>>

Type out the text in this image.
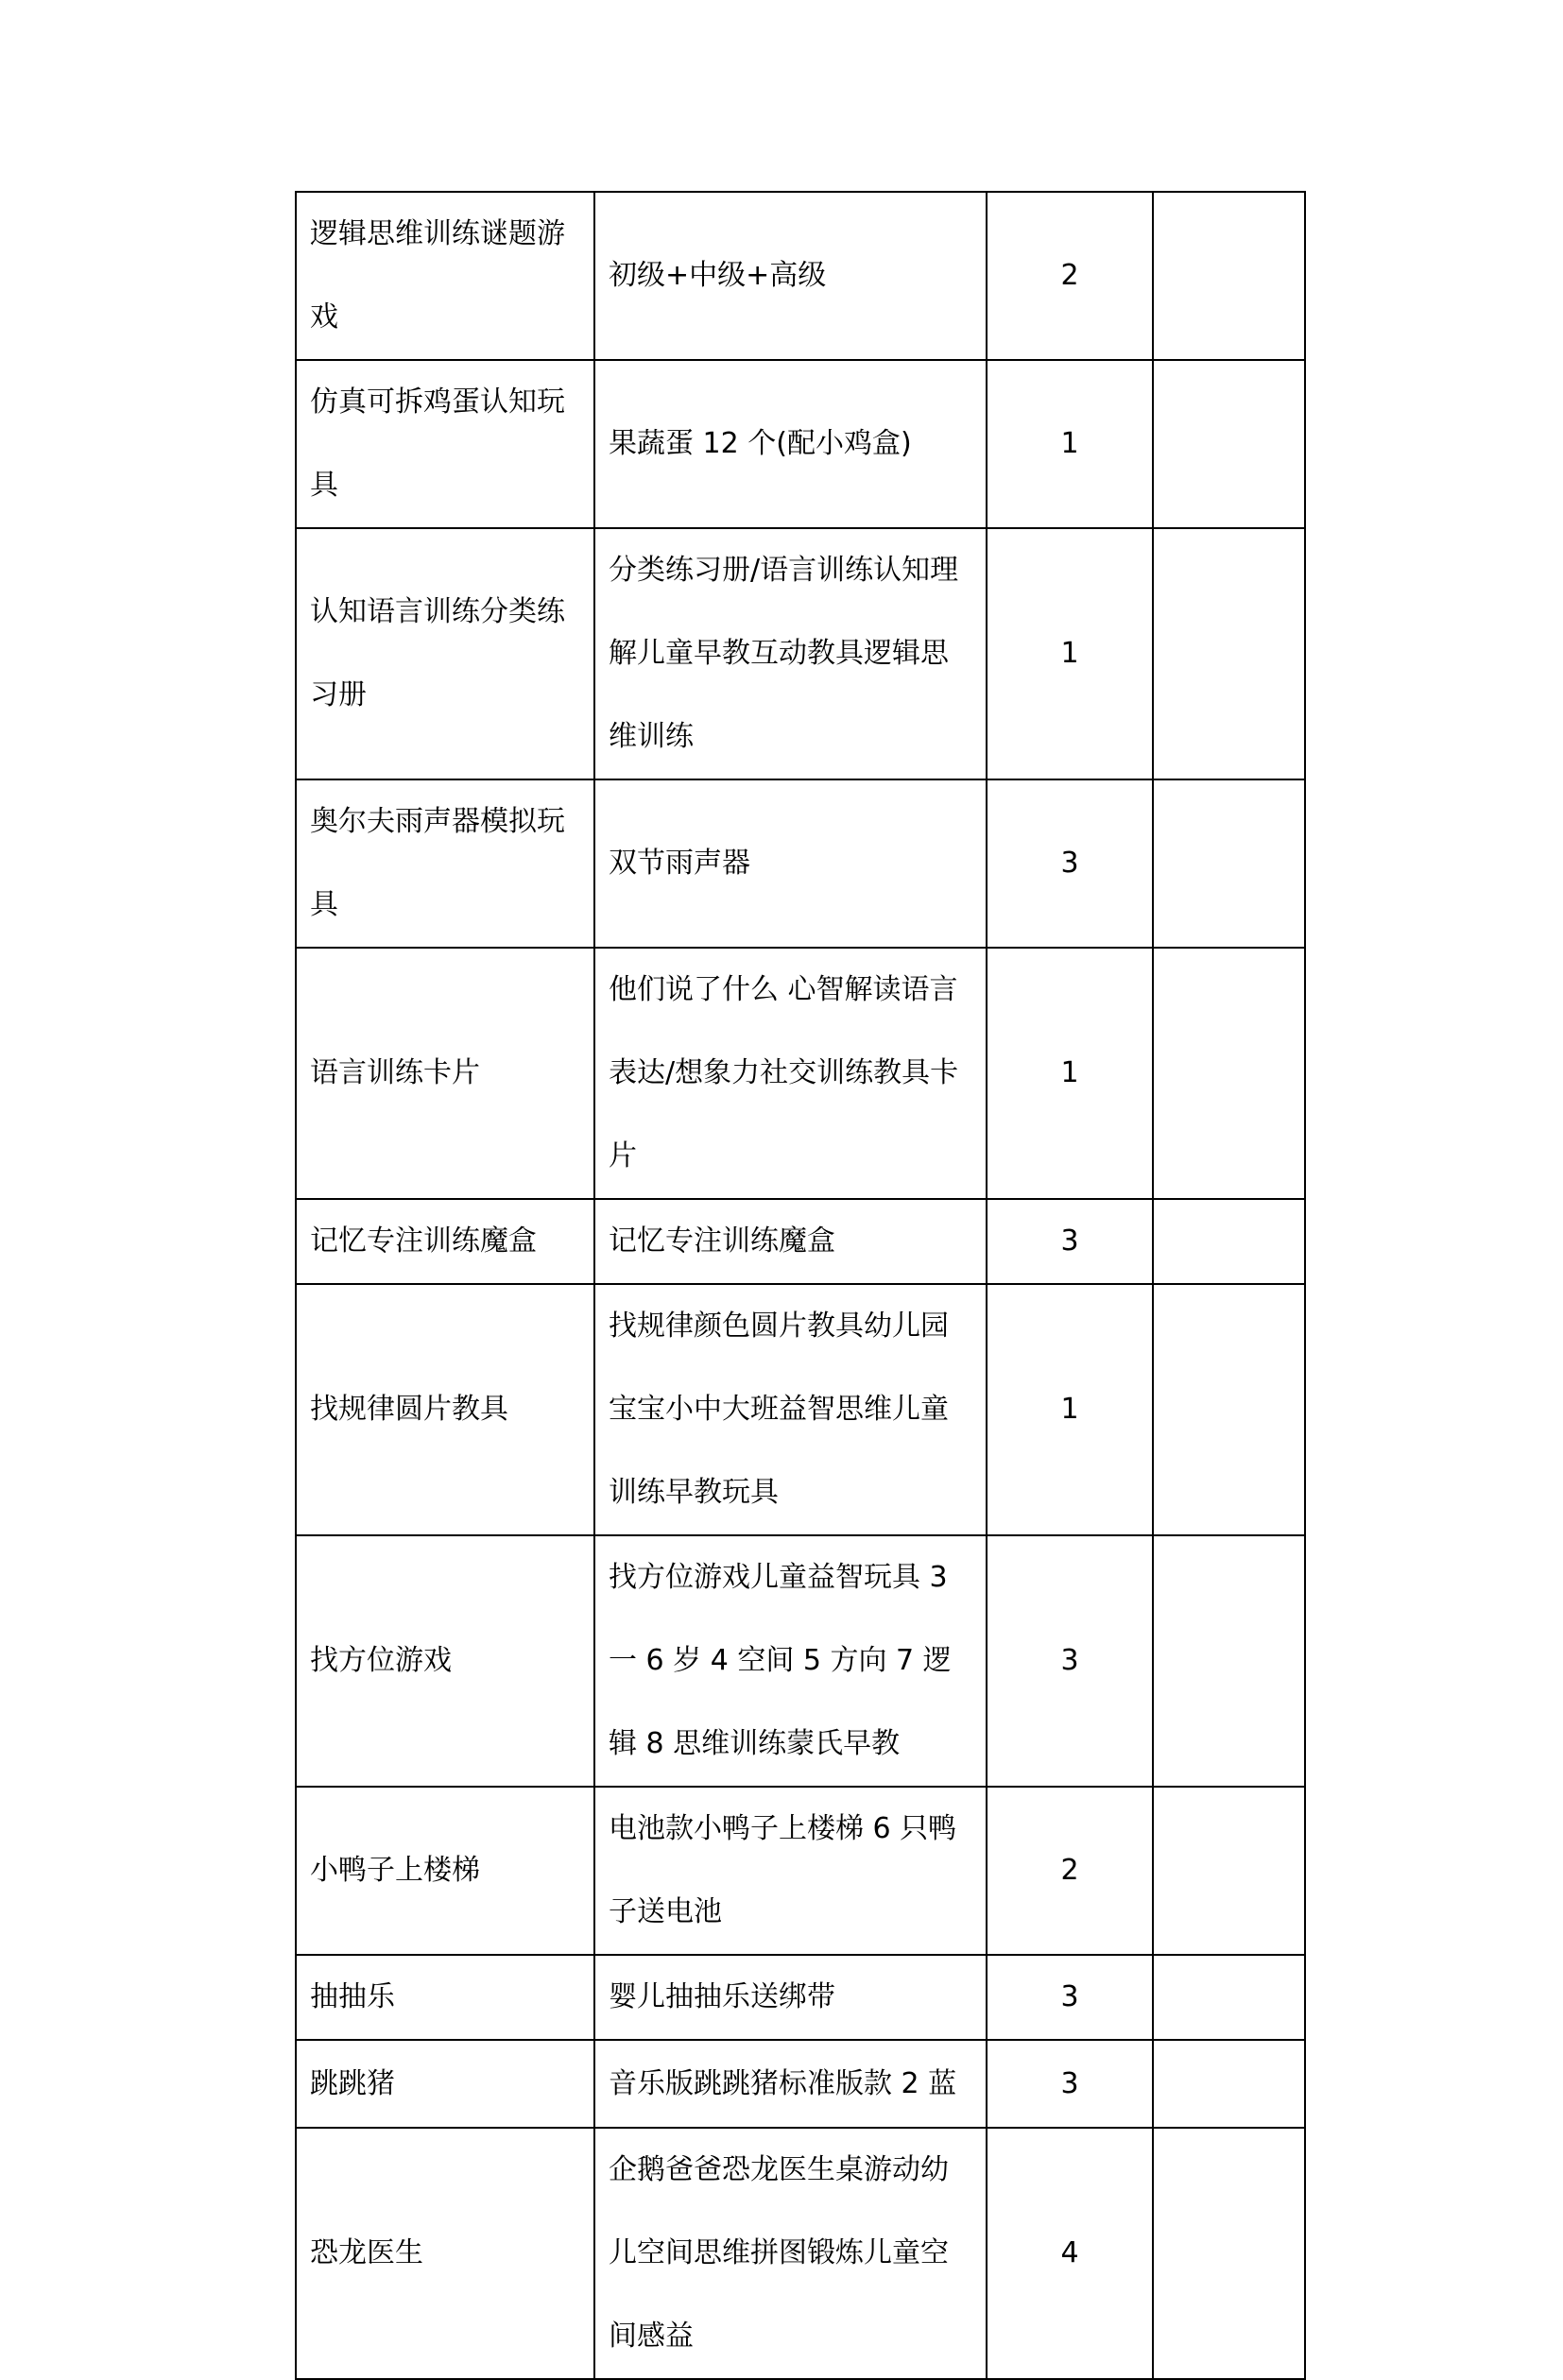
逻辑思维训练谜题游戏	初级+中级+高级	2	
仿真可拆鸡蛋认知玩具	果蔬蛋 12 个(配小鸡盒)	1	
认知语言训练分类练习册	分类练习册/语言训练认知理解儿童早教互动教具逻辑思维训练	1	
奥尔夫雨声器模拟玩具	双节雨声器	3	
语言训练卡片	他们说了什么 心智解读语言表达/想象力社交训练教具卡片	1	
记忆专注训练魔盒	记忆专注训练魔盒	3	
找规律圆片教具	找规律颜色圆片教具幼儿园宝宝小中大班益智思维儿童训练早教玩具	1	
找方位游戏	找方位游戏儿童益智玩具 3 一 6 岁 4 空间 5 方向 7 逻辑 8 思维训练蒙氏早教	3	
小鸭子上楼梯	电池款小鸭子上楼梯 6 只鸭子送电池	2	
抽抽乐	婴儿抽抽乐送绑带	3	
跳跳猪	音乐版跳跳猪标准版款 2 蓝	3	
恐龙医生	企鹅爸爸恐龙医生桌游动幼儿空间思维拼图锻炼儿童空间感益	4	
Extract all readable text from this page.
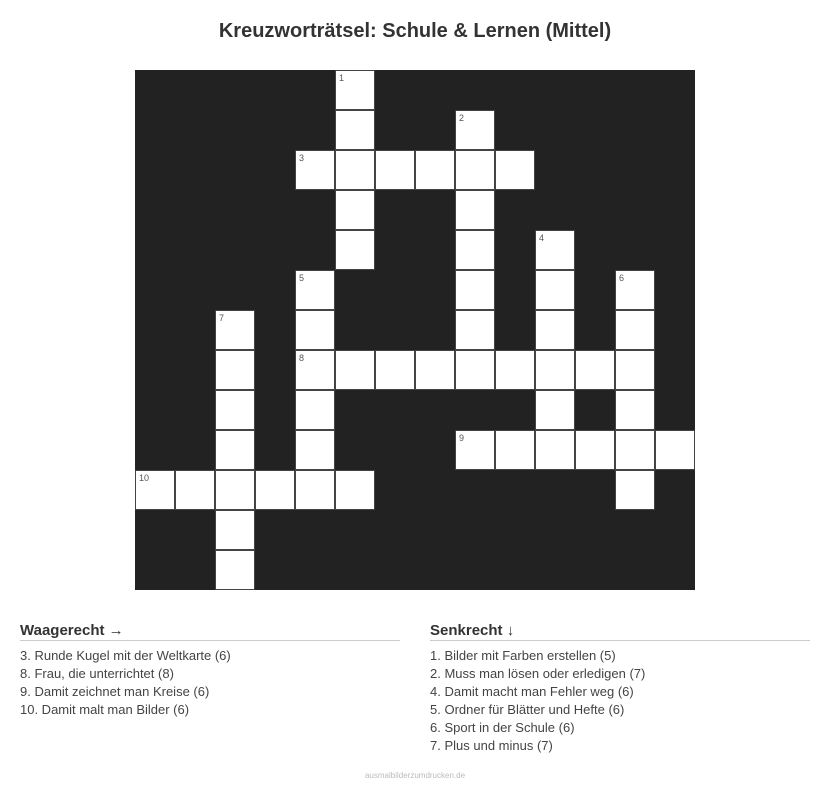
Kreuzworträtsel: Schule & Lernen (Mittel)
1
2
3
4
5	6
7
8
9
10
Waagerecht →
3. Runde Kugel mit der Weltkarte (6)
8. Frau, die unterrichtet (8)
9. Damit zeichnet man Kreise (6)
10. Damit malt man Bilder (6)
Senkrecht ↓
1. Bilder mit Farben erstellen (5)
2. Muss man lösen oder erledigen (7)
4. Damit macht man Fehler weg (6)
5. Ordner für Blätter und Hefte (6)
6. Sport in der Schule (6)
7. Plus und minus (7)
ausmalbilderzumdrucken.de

<<

## EXERCISE OBJECTIVE
Reproduce the lines of the listing exactly, starting at the one that contains "Extract all readable text from this page." and continuing through the final line, but leave out the pictures.

## FINAL ANSWER
Extract all readable text from this page.
Kreuzworträtsel: Schule & Lernen (Mittel)
1
2
3
4
5	6
7
8
9
10
Waagerecht →
3. Runde Kugel mit der Weltkarte (6)
8. Frau, die unterrichtet (8)
9. Damit zeichnet man Kreise (6)
10. Damit malt man Bilder (6)
Senkrecht ↓
1. Bilder mit Farben erstellen (5)
2. Muss man lösen oder erledigen (7)
4. Damit macht man Fehler weg (6)
5. Ordner für Blätter und Hefte (6)
6. Sport in der Schule (6)
7. Plus und minus (7)
ausmalbilderzumdrucken.de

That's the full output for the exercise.